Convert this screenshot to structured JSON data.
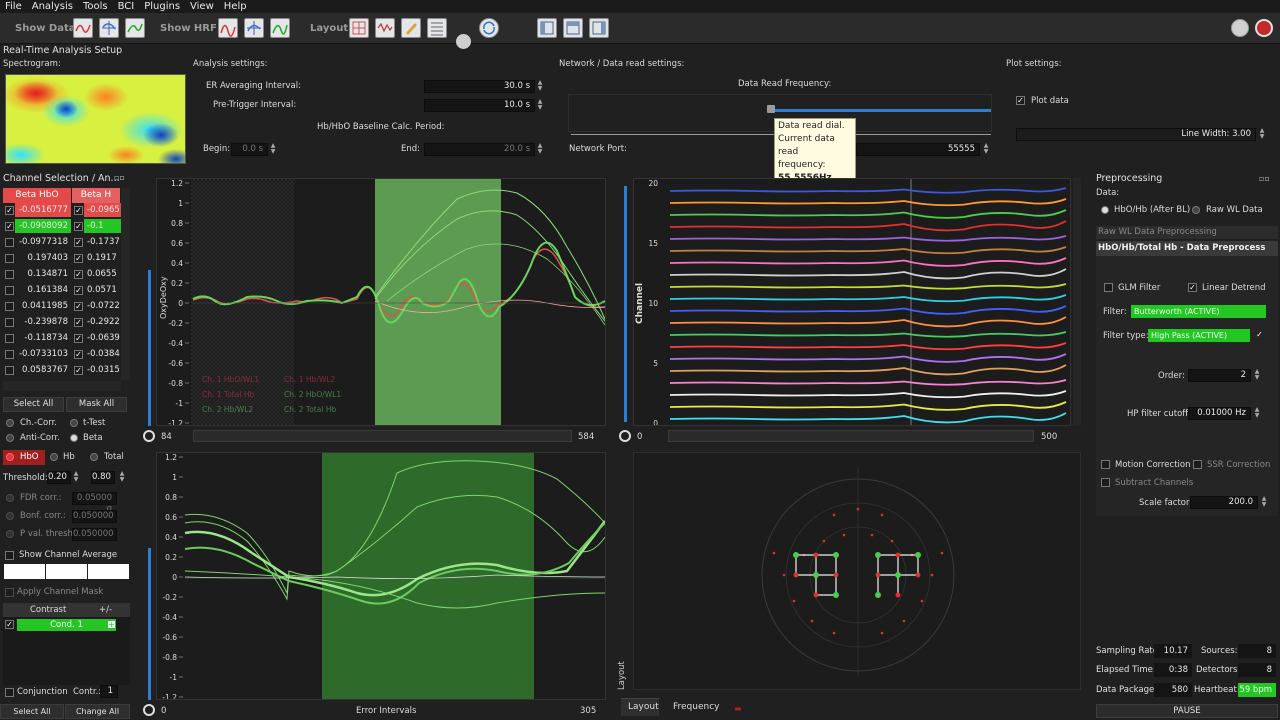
{
  "menu": [
    "File",
    "Analysis",
    "Tools",
    "BCI",
    "Plugins",
    "View",
    "Help"
  ],
  "toolbar": {
    "show_data": "Show Data",
    "show_hrf": "Show HRF",
    "layout": "Layout"
  },
  "colors": {
    "accent_blue": "#2b7fd3",
    "green_active": "#23c623",
    "red_hbo": "#e03a3a",
    "region_green": "#5d9a52"
  },
  "realtime": {
    "title": "Real-Time Analysis Setup",
    "spectrogram_label": "Spectrogram:",
    "analysis_label": "Analysis settings:",
    "er_avg_label": "ER Averaging Interval:",
    "er_avg_value": "30.0 s",
    "pretrigger_label": "Pre-Trigger Interval:",
    "pretrigger_value": "10.0 s",
    "baseline_label": "Hb/HbO Baseline Calc. Period:",
    "begin_label": "Begin:",
    "begin_value": "0.0 s",
    "end_label": "End:",
    "end_value": "20.0 s",
    "network_label": "Network / Data read settings:",
    "read_freq_label": "Data Read Frequency:",
    "network_port_label": "Network Port:",
    "network_port_value": "55555",
    "plot_settings_label": "Plot settings:",
    "plot_data_label": "Plot data",
    "line_width_label": "Line Width: 3.00"
  },
  "tooltip": {
    "line1": "Data read dial.",
    "line2": "Current data read",
    "line3": "frequency:",
    "value": "55.5556Hz"
  },
  "channel_selection": {
    "title": "Channel Selection / An...",
    "col1": "Beta HbO",
    "col2": "Beta H",
    "rows": [
      {
        "a": "-0.0516777",
        "b": "-0.0965"
      },
      {
        "a": "-0.0908092",
        "b": "-0.1"
      },
      {
        "a": "-0.0977318",
        "b": "-0.1737"
      },
      {
        "a": "0.197403",
        "b": "0.1917"
      },
      {
        "a": "0.134871",
        "b": "0.0655"
      },
      {
        "a": "0.161384",
        "b": "0.0571"
      },
      {
        "a": "0.0411985",
        "b": "-0.0722"
      },
      {
        "a": "-0.239878",
        "b": "-0.2922"
      },
      {
        "a": "-0.118734",
        "b": "-0.0639"
      },
      {
        "a": "-0.0733103",
        "b": "-0.0384"
      },
      {
        "a": "0.0583767",
        "b": "-0.0315"
      }
    ],
    "select_all": "Select All",
    "mask_all": "Mask All",
    "ch_corr": "Ch.-Corr.",
    "t_test": "t-Test",
    "anti_corr": "Anti-Corr.",
    "beta": "Beta",
    "hbo": "HbO",
    "hb": "Hb",
    "total": "Total",
    "threshold_label": "Threshold:",
    "threshold_low": "0.20",
    "threshold_high": "0.80",
    "fdr_label": "FDR corr.:",
    "fdr_value": "0.05000 q",
    "bonf_label": "Bonf. corr.:",
    "bonf_value": "0.050000",
    "pval_label": "P val. thresh.:",
    "pval_value": "0.050000",
    "show_avg": "Show Channel Average",
    "apply_mask": "Apply Channel Mask",
    "contrast_label": "Contrast",
    "contrast_plus": "+/-",
    "cond1": "Cond. 1",
    "conjunction": "Conjunction",
    "contr_label": "Contr.:",
    "contr_value": "1",
    "select_all_conds": "Select All conds",
    "change_all_values": "Change All Values"
  },
  "plot1": {
    "ylabel": "OxyDeOxy",
    "yticks": [
      "1.2",
      "1",
      "0.8",
      "0.6",
      "0.4",
      "0.2",
      "0",
      "-0.2",
      "-0.4",
      "-0.6",
      "-0.8",
      "-1",
      "-1.2"
    ],
    "legend": [
      "Ch. 1 HbO/WL1",
      "Ch. 1 Hb/WL2",
      "Ch. 1 Total Hb",
      "Ch. 2 HbO/WL1",
      "Ch. 2 Hb/WL2",
      "Ch. 2 Total Hb"
    ],
    "scroll_left": "84",
    "scroll_right": "584"
  },
  "plot2": {
    "ylabel": "Channel",
    "yticks": [
      "20",
      "15",
      "10",
      "5",
      "0"
    ],
    "scroll_left": "0",
    "scroll_right": "500"
  },
  "plot3": {
    "yticks": [
      "1.2",
      "1",
      "0.8",
      "0.6",
      "0.4",
      "0.2",
      "0",
      "-0.2",
      "-0.4",
      "-0.6",
      "-0.8",
      "-1",
      "-1.2"
    ],
    "scroll_left": "0",
    "scroll_mid": "Error Intervals",
    "scroll_right": "305"
  },
  "layout_view": {
    "side_label": "Layout",
    "tab_layout": "Layout",
    "tab_frequency": "Frequency"
  },
  "preprocessing": {
    "title": "Preprocessing",
    "data_label": "Data:",
    "opt_hbo": "HbO/Hb (After BL)",
    "opt_raw": "Raw WL Data",
    "raw_tab": "Raw WL Data Preprocessing",
    "hb_tab": "HbO/Hb/Total Hb - Data Preprocess",
    "glm": "GLM Filter",
    "linear_detrend": "Linear Detrend",
    "filter_label": "Filter:",
    "filter_value": "Butterworth (ACTIVE)",
    "filter_type_label": "Filter type:",
    "filter_type_value": "High Pass (ACTIVE)",
    "order_label": "Order:",
    "order_value": "2",
    "hp_label": "HP filter cutoff:",
    "hp_value": "0.01000 Hz",
    "motion": "Motion Correction",
    "ssr": "SSR Correction",
    "subtract": "Subtract Channels",
    "scale_label": "Scale factor:",
    "scale_value": "200.0"
  },
  "status": {
    "sampling_label": "Sampling Rate:",
    "sampling_value": "10.17",
    "sources_label": "Sources:",
    "sources_value": "8",
    "elapsed_label": "Elapsed Time:",
    "elapsed_value": "0:38",
    "detectors_label": "Detectors:",
    "detectors_value": "8",
    "package_label": "Data Package:",
    "package_value": "580",
    "heartbeat_label": "Heartbeat:",
    "heartbeat_value": "59 bpm",
    "pause": "PAUSE"
  }
}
+--
__Problem requirements__: Reproduce each entry precisely, dropping only the pictures.

__Written response__:
Convert this screenshot to structured JSON data.
{
  "menu": [
    "File",
    "Analysis",
    "Tools",
    "BCI",
    "Plugins",
    "View",
    "Help"
  ],
  "toolbar": {
    "show_data": "Show Data",
    "show_hrf": "Show HRF",
    "layout": "Layout"
  },
  "colors": {
    "accent_blue": "#2b7fd3",
    "green_active": "#23c623",
    "red_hbo": "#e03a3a",
    "region_green": "#5d9a52"
  },
  "realtime": {
    "title": "Real-Time Analysis Setup",
    "spectrogram_label": "Spectrogram:",
    "analysis_label": "Analysis settings:",
    "er_avg_label": "ER Averaging Interval:",
    "er_avg_value": "30.0 s",
    "pretrigger_label": "Pre-Trigger Interval:",
    "pretrigger_value": "10.0 s",
    "baseline_label": "Hb/HbO Baseline Calc. Period:",
    "begin_label": "Begin:",
    "begin_value": "0.0 s",
    "end_label": "End:",
    "end_value": "20.0 s",
    "network_label": "Network / Data read settings:",
    "read_freq_label": "Data Read Frequency:",
    "network_port_label": "Network Port:",
    "network_port_value": "55555",
    "plot_settings_label": "Plot settings:",
    "plot_data_label": "Plot data",
    "line_width_label": "Line Width: 3.00"
  },
  "tooltip": {
    "line1": "Data read dial.",
    "line2": "Current data read",
    "line3": "frequency:",
    "value": "55.5556Hz"
  },
  "channel_selection": {
    "title": "Channel Selection / An...",
    "col1": "Beta HbO",
    "col2": "Beta H",
    "rows": [
      {
        "a": "-0.0516777",
        "b": "-0.0965"
      },
      {
        "a": "-0.0908092",
        "b": "-0.1"
      },
      {
        "a": "-0.0977318",
        "b": "-0.1737"
      },
      {
        "a": "0.197403",
        "b": "0.1917"
      },
      {
        "a": "0.134871",
        "b": "0.0655"
      },
      {
        "a": "0.161384",
        "b": "0.0571"
      },
      {
        "a": "0.0411985",
        "b": "-0.0722"
      },
      {
        "a": "-0.239878",
        "b": "-0.2922"
      },
      {
        "a": "-0.118734",
        "b": "-0.0639"
      },
      {
        "a": "-0.0733103",
        "b": "-0.0384"
      },
      {
        "a": "0.0583767",
        "b": "-0.0315"
      }
    ],
    "select_all": "Select All",
    "mask_all": "Mask All",
    "ch_corr": "Ch.-Corr.",
    "t_test": "t-Test",
    "anti_corr": "Anti-Corr.",
    "beta": "Beta",
    "hbo": "HbO",
    "hb": "Hb",
    "total": "Total",
    "threshold_label": "Threshold:",
    "threshold_low": "0.20",
    "threshold_high": "0.80",
    "fdr_label": "FDR corr.:",
    "fdr_value": "0.05000 q",
    "bonf_label": "Bonf. corr.:",
    "bonf_value": "0.050000",
    "pval_label": "P val. thresh.:",
    "pval_value": "0.050000",
    "show_avg": "Show Channel Average",
    "apply_mask": "Apply Channel Mask",
    "contrast_label": "Contrast",
    "contrast_plus": "+/-",
    "cond1": "Cond. 1",
    "conjunction": "Conjunction",
    "contr_label": "Contr.:",
    "contr_value": "1",
    "select_all_conds": "Select All conds",
    "change_all_values": "Change All Values"
  },
  "plot1": {
    "ylabel": "OxyDeOxy",
    "yticks": [
      "1.2",
      "1",
      "0.8",
      "0.6",
      "0.4",
      "0.2",
      "0",
      "-0.2",
      "-0.4",
      "-0.6",
      "-0.8",
      "-1",
      "-1.2"
    ],
    "legend": [
      "Ch. 1 HbO/WL1",
      "Ch. 1 Hb/WL2",
      "Ch. 1 Total Hb",
      "Ch. 2 HbO/WL1",
      "Ch. 2 Hb/WL2",
      "Ch. 2 Total Hb"
    ],
    "scroll_left": "84",
    "scroll_right": "584"
  },
  "plot2": {
    "ylabel": "Channel",
    "yticks": [
      "20",
      "15",
      "10",
      "5",
      "0"
    ],
    "scroll_left": "0",
    "scroll_right": "500"
  },
  "plot3": {
    "yticks": [
      "1.2",
      "1",
      "0.8",
      "0.6",
      "0.4",
      "0.2",
      "0",
      "-0.2",
      "-0.4",
      "-0.6",
      "-0.8",
      "-1",
      "-1.2"
    ],
    "scroll_left": "0",
    "scroll_mid": "Error Intervals",
    "scroll_right": "305"
  },
  "layout_view": {
    "side_label": "Layout",
    "tab_layout": "Layout",
    "tab_frequency": "Frequency"
  },
  "preprocessing": {
    "title": "Preprocessing",
    "data_label": "Data:",
    "opt_hbo": "HbO/Hb (After BL)",
    "opt_raw": "Raw WL Data",
    "raw_tab": "Raw WL Data Preprocessing",
    "hb_tab": "HbO/Hb/Total Hb - Data Preprocess",
    "glm": "GLM Filter",
    "linear_detrend": "Linear Detrend",
    "filter_label": "Filter:",
    "filter_value": "Butterworth (ACTIVE)",
    "filter_type_label": "Filter type:",
    "filter_type_value": "High Pass (ACTIVE)",
    "order_label": "Order:",
    "order_value": "2",
    "hp_label": "HP filter cutoff:",
    "hp_value": "0.01000 Hz",
    "motion": "Motion Correction",
    "ssr": "SSR Correction",
    "subtract": "Subtract Channels",
    "scale_label": "Scale factor:",
    "scale_value": "200.0"
  },
  "status": {
    "sampling_label": "Sampling Rate:",
    "sampling_value": "10.17",
    "sources_label": "Sources:",
    "sources_value": "8",
    "elapsed_label": "Elapsed Time:",
    "elapsed_value": "0:38",
    "detectors_label": "Detectors:",
    "detectors_value": "8",
    "package_label": "Data Package:",
    "package_value": "580",
    "heartbeat_label": "Heartbeat:",
    "heartbeat_value": "59 bpm",
    "pause": "PAUSE"
  }
}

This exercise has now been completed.